=== WHAT YOU HAVE TO DO ===
Copy each line of the material below that includes the string "icon".

[Data excerpts]
········
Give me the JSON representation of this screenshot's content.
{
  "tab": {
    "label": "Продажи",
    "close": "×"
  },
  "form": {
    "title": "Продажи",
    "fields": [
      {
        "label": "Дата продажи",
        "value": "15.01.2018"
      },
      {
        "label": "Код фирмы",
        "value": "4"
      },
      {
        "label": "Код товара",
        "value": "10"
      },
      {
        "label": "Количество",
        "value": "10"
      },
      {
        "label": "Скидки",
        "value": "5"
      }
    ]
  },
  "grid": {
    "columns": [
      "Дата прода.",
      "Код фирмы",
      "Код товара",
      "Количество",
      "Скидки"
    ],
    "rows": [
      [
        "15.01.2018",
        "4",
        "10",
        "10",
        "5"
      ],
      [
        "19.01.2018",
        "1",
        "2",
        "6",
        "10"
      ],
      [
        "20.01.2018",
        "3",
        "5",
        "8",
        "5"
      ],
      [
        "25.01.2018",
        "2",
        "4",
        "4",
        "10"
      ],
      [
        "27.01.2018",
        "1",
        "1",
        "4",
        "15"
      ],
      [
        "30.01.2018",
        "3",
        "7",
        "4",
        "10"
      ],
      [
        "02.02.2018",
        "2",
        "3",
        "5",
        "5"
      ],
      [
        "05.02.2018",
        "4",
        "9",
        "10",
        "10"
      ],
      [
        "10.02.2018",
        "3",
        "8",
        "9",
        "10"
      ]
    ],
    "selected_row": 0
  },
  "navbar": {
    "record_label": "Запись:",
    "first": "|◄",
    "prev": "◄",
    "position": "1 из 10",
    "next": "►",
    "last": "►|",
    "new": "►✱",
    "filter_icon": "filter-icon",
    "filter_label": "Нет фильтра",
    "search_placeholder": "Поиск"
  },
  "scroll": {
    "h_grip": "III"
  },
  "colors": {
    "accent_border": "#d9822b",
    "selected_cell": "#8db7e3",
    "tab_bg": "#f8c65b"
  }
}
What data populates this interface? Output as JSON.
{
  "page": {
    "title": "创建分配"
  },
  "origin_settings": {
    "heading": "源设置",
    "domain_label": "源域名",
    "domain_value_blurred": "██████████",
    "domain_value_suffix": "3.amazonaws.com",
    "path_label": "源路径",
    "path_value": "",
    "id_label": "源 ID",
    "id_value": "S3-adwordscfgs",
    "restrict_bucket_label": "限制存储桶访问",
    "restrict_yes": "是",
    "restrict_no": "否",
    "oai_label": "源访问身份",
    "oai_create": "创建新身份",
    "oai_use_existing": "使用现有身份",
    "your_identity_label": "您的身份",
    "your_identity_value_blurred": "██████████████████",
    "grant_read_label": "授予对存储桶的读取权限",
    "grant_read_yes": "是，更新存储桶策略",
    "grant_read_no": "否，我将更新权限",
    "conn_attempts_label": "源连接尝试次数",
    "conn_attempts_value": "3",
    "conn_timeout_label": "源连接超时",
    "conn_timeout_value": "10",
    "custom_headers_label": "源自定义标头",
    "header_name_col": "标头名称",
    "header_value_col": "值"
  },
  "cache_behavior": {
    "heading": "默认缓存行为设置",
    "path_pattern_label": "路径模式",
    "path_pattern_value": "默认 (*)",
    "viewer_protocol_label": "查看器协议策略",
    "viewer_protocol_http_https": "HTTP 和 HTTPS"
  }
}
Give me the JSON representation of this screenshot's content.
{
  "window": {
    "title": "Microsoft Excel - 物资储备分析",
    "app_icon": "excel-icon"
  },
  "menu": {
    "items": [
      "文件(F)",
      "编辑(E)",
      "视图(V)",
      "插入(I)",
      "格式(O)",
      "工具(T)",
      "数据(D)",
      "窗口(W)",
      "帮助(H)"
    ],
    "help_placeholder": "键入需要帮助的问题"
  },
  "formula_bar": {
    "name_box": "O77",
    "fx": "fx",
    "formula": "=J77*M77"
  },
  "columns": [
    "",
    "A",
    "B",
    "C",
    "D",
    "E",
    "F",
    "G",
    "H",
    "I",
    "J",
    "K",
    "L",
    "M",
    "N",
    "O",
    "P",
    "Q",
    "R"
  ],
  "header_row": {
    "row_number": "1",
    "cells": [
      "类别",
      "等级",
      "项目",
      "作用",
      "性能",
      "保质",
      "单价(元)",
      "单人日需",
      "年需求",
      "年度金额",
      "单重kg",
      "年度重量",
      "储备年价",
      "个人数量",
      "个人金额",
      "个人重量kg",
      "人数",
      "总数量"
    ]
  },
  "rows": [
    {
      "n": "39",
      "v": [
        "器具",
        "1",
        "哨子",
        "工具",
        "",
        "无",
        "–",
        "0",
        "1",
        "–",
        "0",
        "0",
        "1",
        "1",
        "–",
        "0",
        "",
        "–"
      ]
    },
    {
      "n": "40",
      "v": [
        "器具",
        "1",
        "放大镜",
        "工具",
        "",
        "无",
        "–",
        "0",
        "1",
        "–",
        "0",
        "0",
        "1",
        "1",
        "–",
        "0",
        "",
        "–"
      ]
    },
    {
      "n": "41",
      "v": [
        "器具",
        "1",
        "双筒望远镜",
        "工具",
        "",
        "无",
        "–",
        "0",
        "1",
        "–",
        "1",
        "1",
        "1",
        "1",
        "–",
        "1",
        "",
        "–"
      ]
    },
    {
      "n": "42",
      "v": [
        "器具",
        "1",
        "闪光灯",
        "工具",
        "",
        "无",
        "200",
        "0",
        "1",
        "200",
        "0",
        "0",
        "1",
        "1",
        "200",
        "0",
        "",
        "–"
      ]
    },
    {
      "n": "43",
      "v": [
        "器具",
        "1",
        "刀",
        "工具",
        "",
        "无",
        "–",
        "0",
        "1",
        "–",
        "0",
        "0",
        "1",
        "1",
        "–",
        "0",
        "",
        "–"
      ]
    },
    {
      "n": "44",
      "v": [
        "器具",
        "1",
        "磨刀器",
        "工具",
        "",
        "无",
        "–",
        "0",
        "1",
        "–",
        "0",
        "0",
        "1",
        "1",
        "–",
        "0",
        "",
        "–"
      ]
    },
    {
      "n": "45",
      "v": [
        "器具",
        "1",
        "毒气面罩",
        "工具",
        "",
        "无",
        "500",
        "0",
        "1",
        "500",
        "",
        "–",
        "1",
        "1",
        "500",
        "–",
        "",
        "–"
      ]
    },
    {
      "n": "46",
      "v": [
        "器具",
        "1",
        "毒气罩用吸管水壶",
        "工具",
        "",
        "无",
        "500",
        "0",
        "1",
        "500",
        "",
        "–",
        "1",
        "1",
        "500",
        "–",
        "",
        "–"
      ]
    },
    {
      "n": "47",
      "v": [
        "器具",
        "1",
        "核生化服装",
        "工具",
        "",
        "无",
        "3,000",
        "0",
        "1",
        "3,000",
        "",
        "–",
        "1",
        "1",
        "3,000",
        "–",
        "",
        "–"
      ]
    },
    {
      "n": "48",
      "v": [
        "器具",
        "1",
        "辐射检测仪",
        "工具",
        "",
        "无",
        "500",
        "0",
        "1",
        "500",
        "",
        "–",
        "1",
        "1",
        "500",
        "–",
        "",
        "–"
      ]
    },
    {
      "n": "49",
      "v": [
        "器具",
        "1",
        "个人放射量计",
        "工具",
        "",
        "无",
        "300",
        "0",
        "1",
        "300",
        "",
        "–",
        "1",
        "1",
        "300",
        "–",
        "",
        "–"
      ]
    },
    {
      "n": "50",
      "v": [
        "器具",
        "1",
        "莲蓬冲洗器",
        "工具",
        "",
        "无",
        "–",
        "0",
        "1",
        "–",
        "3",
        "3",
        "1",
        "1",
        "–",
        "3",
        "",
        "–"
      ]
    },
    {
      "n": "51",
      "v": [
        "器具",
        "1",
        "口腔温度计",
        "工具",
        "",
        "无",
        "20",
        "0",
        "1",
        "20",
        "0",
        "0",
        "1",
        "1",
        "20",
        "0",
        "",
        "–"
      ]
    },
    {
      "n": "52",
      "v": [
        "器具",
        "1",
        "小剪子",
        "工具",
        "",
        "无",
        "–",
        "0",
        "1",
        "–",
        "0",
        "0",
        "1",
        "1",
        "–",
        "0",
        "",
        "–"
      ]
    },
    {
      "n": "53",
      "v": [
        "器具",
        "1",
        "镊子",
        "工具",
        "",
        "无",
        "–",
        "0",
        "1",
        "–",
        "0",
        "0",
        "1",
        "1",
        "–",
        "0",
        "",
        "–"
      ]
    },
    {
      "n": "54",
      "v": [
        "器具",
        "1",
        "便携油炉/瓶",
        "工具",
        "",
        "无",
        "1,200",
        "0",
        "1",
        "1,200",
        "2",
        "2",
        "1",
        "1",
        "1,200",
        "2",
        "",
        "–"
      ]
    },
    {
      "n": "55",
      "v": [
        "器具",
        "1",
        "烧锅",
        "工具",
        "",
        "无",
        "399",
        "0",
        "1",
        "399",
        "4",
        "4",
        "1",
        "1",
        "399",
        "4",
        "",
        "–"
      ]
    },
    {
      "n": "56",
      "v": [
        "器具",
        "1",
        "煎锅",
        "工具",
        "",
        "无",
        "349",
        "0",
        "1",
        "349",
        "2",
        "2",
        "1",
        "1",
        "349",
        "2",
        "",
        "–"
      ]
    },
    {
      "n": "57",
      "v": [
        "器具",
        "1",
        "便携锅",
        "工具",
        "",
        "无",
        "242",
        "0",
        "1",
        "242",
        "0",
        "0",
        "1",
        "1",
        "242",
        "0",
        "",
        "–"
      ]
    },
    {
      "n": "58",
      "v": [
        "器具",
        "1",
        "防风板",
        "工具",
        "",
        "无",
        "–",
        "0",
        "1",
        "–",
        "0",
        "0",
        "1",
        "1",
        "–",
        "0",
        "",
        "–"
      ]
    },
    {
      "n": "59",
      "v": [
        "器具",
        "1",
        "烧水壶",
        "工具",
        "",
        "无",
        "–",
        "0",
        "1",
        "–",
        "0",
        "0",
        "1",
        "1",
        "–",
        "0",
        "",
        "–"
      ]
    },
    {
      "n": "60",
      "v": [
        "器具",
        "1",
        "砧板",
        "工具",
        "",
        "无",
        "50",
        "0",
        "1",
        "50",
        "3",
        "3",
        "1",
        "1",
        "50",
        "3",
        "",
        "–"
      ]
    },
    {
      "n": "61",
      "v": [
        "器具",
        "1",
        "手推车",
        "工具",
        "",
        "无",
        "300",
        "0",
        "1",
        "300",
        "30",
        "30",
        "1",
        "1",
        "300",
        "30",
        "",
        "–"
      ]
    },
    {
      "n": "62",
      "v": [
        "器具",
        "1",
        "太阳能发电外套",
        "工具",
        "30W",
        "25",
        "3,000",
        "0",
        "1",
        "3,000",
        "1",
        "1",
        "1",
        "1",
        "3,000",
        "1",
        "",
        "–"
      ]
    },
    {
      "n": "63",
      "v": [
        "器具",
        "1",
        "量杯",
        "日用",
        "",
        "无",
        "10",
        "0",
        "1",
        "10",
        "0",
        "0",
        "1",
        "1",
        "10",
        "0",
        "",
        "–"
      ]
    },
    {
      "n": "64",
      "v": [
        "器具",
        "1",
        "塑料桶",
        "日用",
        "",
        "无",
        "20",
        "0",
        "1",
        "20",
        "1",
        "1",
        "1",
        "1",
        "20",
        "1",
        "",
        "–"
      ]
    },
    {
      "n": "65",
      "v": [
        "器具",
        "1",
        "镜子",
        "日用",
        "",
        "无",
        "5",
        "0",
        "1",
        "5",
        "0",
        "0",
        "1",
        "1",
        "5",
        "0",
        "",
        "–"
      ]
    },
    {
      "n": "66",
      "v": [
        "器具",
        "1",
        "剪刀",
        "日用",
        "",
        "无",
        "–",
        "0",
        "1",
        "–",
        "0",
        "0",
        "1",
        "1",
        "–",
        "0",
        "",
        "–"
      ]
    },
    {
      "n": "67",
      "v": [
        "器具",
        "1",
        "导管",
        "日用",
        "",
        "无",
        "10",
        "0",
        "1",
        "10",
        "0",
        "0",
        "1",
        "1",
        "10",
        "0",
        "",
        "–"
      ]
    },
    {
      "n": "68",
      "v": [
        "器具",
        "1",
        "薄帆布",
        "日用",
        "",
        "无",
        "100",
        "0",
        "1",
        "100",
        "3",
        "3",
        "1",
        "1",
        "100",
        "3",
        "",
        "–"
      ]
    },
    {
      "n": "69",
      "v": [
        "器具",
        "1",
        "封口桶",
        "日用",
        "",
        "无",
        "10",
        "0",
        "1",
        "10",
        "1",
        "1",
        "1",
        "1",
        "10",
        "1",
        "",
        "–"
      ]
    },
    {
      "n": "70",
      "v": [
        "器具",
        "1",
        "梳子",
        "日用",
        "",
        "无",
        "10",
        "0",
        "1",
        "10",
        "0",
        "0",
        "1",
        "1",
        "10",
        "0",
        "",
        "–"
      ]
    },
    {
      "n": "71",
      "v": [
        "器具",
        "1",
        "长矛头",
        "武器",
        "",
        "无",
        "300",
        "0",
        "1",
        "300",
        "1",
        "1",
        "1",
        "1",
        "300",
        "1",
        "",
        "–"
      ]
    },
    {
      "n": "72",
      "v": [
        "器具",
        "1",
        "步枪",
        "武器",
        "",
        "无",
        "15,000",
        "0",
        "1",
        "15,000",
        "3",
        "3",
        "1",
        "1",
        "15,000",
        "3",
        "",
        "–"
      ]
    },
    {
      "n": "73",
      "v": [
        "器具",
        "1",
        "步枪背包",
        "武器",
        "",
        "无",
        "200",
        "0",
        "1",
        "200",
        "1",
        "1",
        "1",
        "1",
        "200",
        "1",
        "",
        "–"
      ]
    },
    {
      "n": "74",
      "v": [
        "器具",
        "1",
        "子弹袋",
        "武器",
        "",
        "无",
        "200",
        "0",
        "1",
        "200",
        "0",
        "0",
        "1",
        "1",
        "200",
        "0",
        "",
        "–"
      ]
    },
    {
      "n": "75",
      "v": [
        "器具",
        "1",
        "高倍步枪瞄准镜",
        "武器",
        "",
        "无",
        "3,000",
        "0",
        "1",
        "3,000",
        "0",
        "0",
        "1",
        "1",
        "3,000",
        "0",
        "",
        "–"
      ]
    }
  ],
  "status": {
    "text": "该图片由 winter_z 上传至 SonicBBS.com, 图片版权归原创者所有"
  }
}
········
=== FINISHED TASK ===
    "filter_icon": "filter-icon",
    "app_icon": "excel-icon"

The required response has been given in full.